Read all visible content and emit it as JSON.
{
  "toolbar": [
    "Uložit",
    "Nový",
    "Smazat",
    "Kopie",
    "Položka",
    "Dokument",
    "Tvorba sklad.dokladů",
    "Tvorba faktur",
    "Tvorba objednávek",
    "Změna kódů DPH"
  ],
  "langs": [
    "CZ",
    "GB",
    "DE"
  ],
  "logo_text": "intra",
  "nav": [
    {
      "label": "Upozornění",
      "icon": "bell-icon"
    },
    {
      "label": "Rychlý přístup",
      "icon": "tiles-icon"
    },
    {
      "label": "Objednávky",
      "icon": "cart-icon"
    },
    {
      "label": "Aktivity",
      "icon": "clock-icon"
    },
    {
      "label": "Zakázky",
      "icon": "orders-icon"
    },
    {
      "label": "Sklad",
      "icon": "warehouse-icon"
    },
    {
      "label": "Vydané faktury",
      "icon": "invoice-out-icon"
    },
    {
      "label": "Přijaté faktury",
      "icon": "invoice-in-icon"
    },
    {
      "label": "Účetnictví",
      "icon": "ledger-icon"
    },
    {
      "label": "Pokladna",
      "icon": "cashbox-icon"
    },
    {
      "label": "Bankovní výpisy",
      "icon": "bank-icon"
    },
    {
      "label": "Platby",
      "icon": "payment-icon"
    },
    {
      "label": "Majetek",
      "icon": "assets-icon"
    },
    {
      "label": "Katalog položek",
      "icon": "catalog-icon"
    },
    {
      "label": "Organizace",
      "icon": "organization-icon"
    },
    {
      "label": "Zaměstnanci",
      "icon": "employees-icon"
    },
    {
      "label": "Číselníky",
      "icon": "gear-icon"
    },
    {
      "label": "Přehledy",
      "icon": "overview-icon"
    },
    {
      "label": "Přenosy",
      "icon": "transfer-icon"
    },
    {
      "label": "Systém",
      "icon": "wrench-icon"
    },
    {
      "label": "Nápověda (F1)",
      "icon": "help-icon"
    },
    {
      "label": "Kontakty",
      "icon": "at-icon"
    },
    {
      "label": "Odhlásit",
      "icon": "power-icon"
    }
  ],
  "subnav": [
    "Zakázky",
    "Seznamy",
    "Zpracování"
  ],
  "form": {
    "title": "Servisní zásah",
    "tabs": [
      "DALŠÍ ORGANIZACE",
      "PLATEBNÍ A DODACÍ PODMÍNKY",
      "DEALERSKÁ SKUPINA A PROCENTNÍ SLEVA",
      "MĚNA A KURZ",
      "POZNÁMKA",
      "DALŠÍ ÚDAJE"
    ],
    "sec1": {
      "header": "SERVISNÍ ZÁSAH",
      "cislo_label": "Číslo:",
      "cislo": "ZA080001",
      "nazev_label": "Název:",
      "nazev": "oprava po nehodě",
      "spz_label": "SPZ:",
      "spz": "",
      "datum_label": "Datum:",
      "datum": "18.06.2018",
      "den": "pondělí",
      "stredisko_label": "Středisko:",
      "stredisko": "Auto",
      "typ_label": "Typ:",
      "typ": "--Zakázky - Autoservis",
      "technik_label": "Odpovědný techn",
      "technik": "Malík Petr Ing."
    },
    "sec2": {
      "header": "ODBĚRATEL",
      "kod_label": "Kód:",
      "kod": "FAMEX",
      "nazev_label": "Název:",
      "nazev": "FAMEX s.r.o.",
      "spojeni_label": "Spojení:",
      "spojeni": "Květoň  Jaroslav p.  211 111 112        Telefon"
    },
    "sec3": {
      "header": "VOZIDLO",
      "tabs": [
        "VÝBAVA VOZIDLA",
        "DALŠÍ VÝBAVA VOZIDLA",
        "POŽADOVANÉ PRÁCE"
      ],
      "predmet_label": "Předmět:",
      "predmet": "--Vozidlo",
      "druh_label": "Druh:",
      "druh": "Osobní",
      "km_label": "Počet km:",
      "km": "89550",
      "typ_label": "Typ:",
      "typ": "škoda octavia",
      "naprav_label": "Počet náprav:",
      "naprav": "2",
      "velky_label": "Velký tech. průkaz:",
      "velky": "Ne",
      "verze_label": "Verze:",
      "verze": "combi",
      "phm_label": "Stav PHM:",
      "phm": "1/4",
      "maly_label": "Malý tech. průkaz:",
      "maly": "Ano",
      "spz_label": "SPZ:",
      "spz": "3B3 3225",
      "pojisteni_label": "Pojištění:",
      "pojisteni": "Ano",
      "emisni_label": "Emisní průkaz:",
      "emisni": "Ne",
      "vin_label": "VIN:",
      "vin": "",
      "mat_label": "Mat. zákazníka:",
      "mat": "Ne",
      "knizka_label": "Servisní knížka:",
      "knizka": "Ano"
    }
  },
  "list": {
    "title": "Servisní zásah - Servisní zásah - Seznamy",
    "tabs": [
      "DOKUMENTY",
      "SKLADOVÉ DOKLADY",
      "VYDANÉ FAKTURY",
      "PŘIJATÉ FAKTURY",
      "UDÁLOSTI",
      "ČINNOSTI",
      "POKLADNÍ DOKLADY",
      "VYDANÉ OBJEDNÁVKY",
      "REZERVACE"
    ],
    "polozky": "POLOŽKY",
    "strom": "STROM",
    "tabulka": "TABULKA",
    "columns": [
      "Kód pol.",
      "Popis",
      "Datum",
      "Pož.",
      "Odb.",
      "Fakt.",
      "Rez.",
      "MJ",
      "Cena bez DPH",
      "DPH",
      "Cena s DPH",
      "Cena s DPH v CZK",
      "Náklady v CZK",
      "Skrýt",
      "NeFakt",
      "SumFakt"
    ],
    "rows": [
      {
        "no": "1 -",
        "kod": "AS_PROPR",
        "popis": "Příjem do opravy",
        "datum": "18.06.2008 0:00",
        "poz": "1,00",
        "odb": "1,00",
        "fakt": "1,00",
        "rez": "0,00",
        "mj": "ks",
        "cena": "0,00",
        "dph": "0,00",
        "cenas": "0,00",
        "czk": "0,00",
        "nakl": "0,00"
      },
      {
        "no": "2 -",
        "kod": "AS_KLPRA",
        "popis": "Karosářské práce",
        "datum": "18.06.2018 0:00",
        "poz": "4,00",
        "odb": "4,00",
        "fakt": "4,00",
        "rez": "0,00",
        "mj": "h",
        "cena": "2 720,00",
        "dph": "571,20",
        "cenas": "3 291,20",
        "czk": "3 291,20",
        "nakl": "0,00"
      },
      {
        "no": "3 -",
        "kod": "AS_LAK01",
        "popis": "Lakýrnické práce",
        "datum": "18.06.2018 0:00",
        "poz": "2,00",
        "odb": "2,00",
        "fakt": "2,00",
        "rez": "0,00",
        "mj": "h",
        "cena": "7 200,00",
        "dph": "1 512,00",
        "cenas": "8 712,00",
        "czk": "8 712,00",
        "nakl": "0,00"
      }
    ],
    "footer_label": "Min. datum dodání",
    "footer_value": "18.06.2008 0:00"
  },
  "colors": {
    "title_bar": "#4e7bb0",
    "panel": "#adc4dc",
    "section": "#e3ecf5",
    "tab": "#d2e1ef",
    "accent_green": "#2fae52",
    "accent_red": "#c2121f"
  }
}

==============================

◆ Task statement: Find the lines above that include the string "průkaz" and copy them.

◆ Exercise answer:
      "velky_label": "Velký tech. průkaz:",
      "maly_label": "Malý tech. průkaz:",
      "emisni_label": "Emisní průkaz:",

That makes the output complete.